══ Input rows ══

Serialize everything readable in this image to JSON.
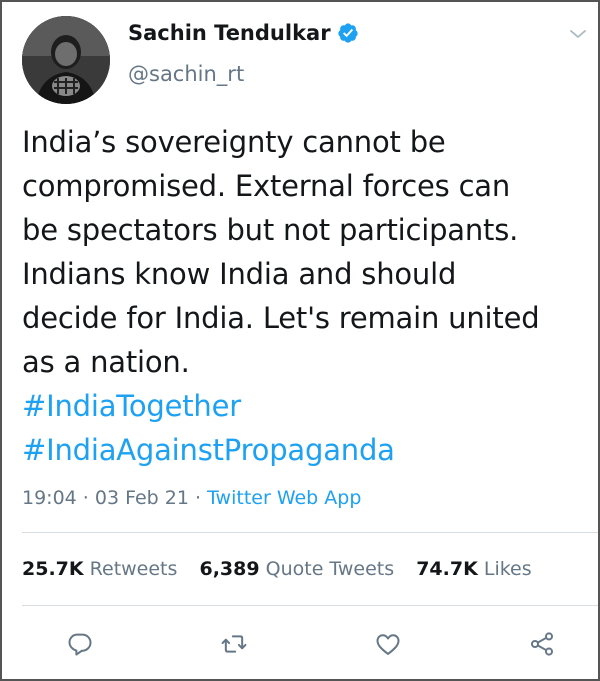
{
  "user": {
    "display_name": "Sachin Tendulkar",
    "handle": "@sachin_rt",
    "verified": true
  },
  "tweet": {
    "text_lines": [
      "India’s sovereignty cannot be",
      "compromised. External forces can",
      "be spectators but not participants.",
      "Indians know India and should",
      "decide for India. Let's remain united",
      "as a nation."
    ],
    "hashtags": [
      "#IndiaTogether",
      "#IndiaAgainstPropaganda"
    ],
    "time": "19:04",
    "date": "03 Feb 21",
    "separator": " · ",
    "source": "Twitter Web App"
  },
  "stats": {
    "retweets": {
      "count": "25.7K",
      "label": "Retweets"
    },
    "quote_tweets": {
      "count": "6,389",
      "label": "Quote Tweets"
    },
    "likes": {
      "count": "74.7K",
      "label": "Likes"
    }
  },
  "icons": {
    "reply": "reply-icon",
    "retweet": "retweet-icon",
    "like": "heart-icon",
    "share": "share-icon",
    "verified": "verified-badge-icon",
    "more": "chevron-down-icon"
  },
  "colors": {
    "link": "#1da1f2",
    "secondary_text": "#657786",
    "primary_text": "#14171a",
    "divider": "#d8dde1"
  }
}
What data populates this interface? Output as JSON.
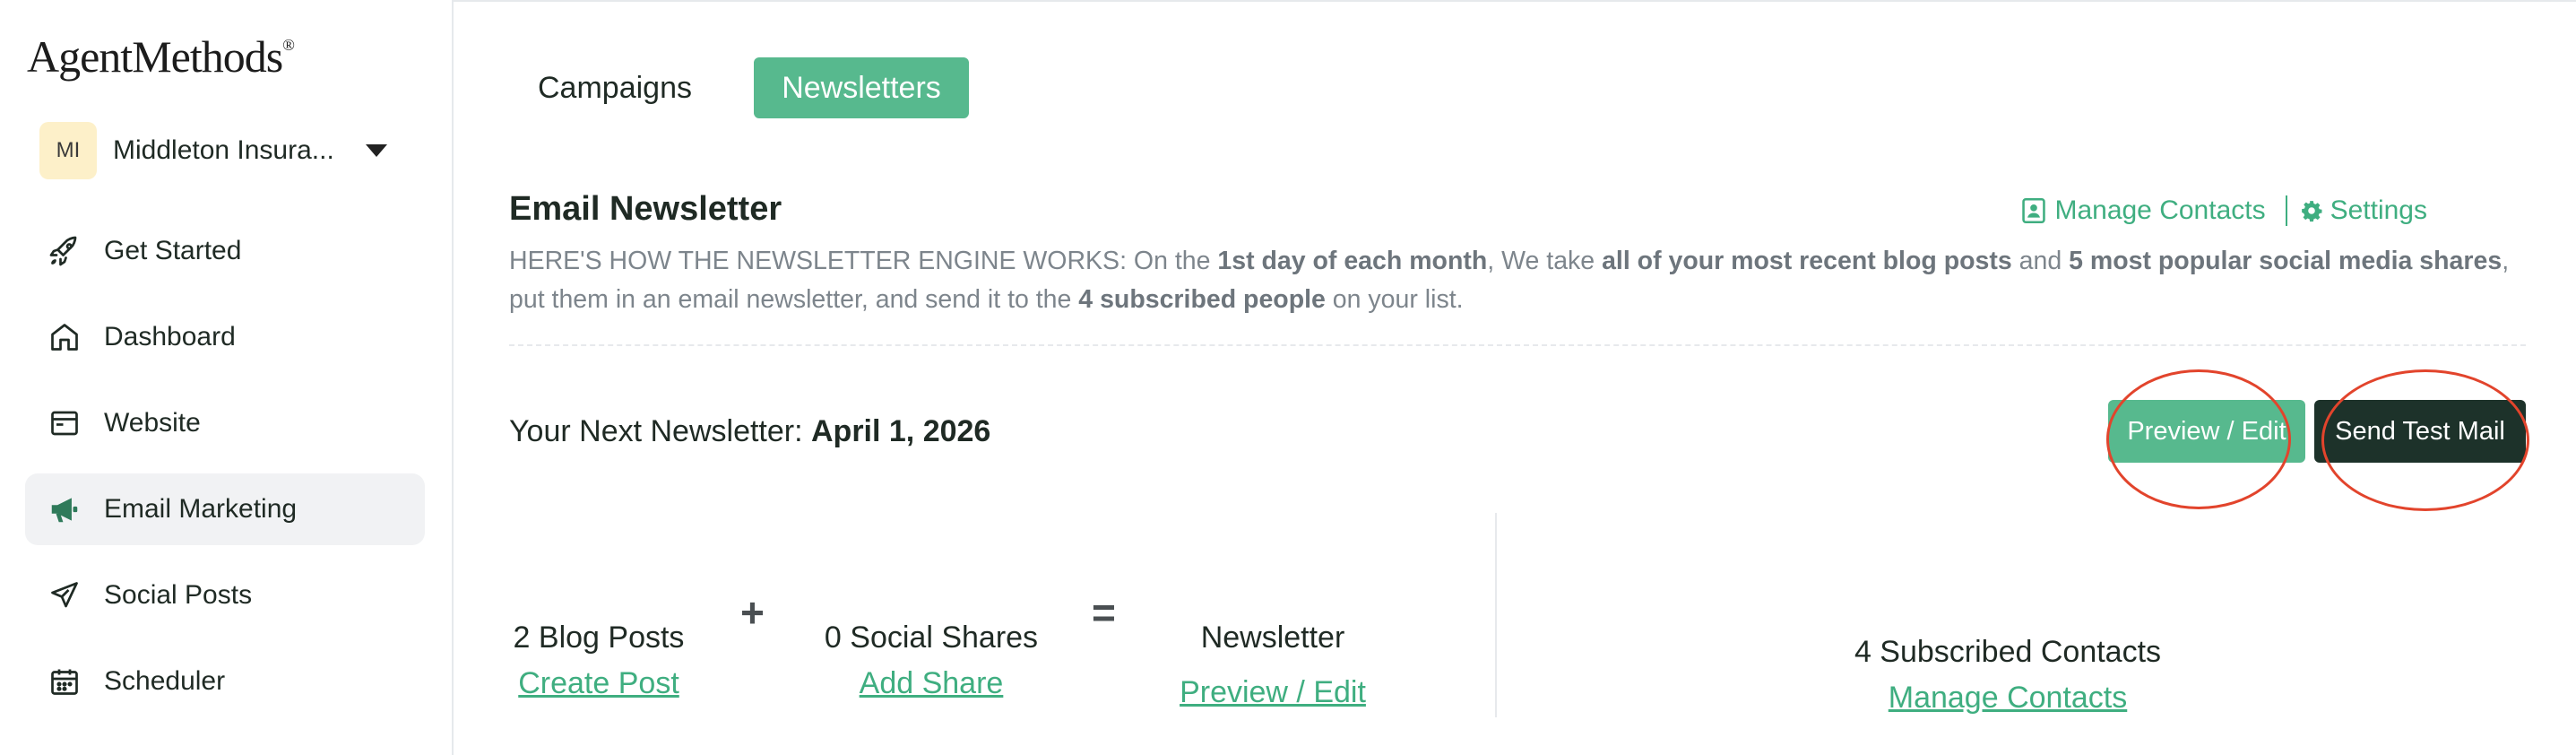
{
  "brand": {
    "logo_text": "AgentMethods",
    "logo_mark": "®"
  },
  "account": {
    "initials": "MI",
    "name": "Middleton Insura..."
  },
  "sidebar": {
    "items": [
      {
        "label": "Get Started",
        "icon": "rocket-icon"
      },
      {
        "label": "Dashboard",
        "icon": "home-icon"
      },
      {
        "label": "Website",
        "icon": "browser-window-icon"
      },
      {
        "label": "Email Marketing",
        "icon": "megaphone-icon",
        "active": true
      },
      {
        "label": "Social Posts",
        "icon": "paper-plane-icon"
      },
      {
        "label": "Scheduler",
        "icon": "calendar-icon"
      }
    ]
  },
  "tabs": [
    {
      "label": "Campaigns",
      "active": false
    },
    {
      "label": "Newsletters",
      "active": true
    }
  ],
  "newsletter": {
    "title": "Email Newsletter",
    "manage_contacts_link": "Manage Contacts",
    "settings_link": "Settings",
    "description": {
      "p1": "HERE'S HOW THE NEWSLETTER ENGINE WORKS: On the ",
      "b1": "1st day of each month",
      "p2": ", We take ",
      "b2": "all of your most recent blog posts",
      "p3": " and ",
      "b3": "5 most popular social media shares",
      "p4": ", put them in an email newsletter, and send it to the ",
      "b4": "4 subscribed people",
      "p5": " on your list."
    },
    "next_label": "Your Next Newsletter: ",
    "next_date": "April 1, 2026",
    "preview_button": "Preview / Edit",
    "send_test_button": "Send Test Mail",
    "blog_posts": "2 Blog Posts",
    "create_post_link": "Create Post",
    "plus_symbol": "+",
    "social_shares": "0 Social Shares",
    "add_share_link": "Add Share",
    "equals_symbol": "=",
    "newsletter_label": "Newsletter",
    "newsletter_preview_link": "Preview / Edit",
    "subscribed_contacts": "4 Subscribed Contacts",
    "manage_contacts_bottom_link": "Manage Contacts"
  },
  "colors": {
    "accent_green": "#57b98e",
    "link_green": "#3fae80",
    "dark_button": "#1d322a",
    "annotation_red": "#e2442c",
    "avatar_bg": "#fdf0c9"
  }
}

═══

#### What needs to be done:
Leave the pictures out and reproduce all of the records exactly.

#### Task response:
Serialize everything readable in this image to JSON.
{
  "user": {
    "display_name": "Sachin Tendulkar",
    "handle": "@sachin_rt",
    "verified": true
  },
  "tweet": {
    "text_lines": [
      "India’s sovereignty cannot be",
      "compromised. External forces can",
      "be spectators but not participants.",
      "Indians know India and should",
      "decide for India. Let's remain united",
      "as a nation."
    ],
    "hashtags": [
      "#IndiaTogether",
      "#IndiaAgainstPropaganda"
    ],
    "time": "19:04",
    "date": "03 Feb 21",
    "separator": " · ",
    "source": "Twitter Web App"
  },
  "stats": {
    "retweets": {
      "count": "25.7K",
      "label": "Retweets"
    },
    "quote_tweets": {
      "count": "6,389",
      "label": "Quote Tweets"
    },
    "likes": {
      "count": "74.7K",
      "label": "Likes"
    }
  },
  "icons": {
    "reply": "reply-icon",
    "retweet": "retweet-icon",
    "like": "heart-icon",
    "share": "share-icon",
    "verified": "verified-badge-icon",
    "more": "chevron-down-icon"
  },
  "colors": {
    "link": "#1da1f2",
    "secondary_text": "#657786",
    "primary_text": "#14171a",
    "divider": "#d8dde1"
  }
}
What data populates this interface? Output as JSON.
{
  "brand": {
    "logo_text": "AgentMethods",
    "logo_mark": "®"
  },
  "account": {
    "initials": "MI",
    "name": "Middleton Insura..."
  },
  "sidebar": {
    "items": [
      {
        "label": "Get Started",
        "icon": "rocket-icon"
      },
      {
        "label": "Dashboard",
        "icon": "home-icon"
      },
      {
        "label": "Website",
        "icon": "browser-window-icon"
      },
      {
        "label": "Email Marketing",
        "icon": "megaphone-icon",
        "active": true
      },
      {
        "label": "Social Posts",
        "icon": "paper-plane-icon"
      },
      {
        "label": "Scheduler",
        "icon": "calendar-icon"
      }
    ]
  },
  "tabs": [
    {
      "label": "Campaigns",
      "active": false
    },
    {
      "label": "Newsletters",
      "active": true
    }
  ],
  "newsletter": {
    "title": "Email Newsletter",
    "manage_contacts_link": "Manage Contacts",
    "settings_link": "Settings",
    "description": {
      "p1": "HERE'S HOW THE NEWSLETTER ENGINE WORKS: On the ",
      "b1": "1st day of each month",
      "p2": ", We take ",
      "b2": "all of your most recent blog posts",
      "p3": " and ",
      "b3": "5 most popular social media shares",
      "p4": ", put them in an email newsletter, and send it to the ",
      "b4": "4 subscribed people",
      "p5": " on your list."
    },
    "next_label": "Your Next Newsletter: ",
    "next_date": "April 1, 2026",
    "preview_button": "Preview / Edit",
    "send_test_button": "Send Test Mail",
    "blog_posts": "2 Blog Posts",
    "create_post_link": "Create Post",
    "plus_symbol": "+",
    "social_shares": "0 Social Shares",
    "add_share_link": "Add Share",
    "equals_symbol": "=",
    "newsletter_label": "Newsletter",
    "newsletter_preview_link": "Preview / Edit",
    "subscribed_contacts": "4 Subscribed Contacts",
    "manage_contacts_bottom_link": "Manage Contacts"
  },
  "colors": {
    "accent_green": "#57b98e",
    "link_green": "#3fae80",
    "dark_button": "#1d322a",
    "annotation_red": "#e2442c",
    "avatar_bg": "#fdf0c9"
  }
}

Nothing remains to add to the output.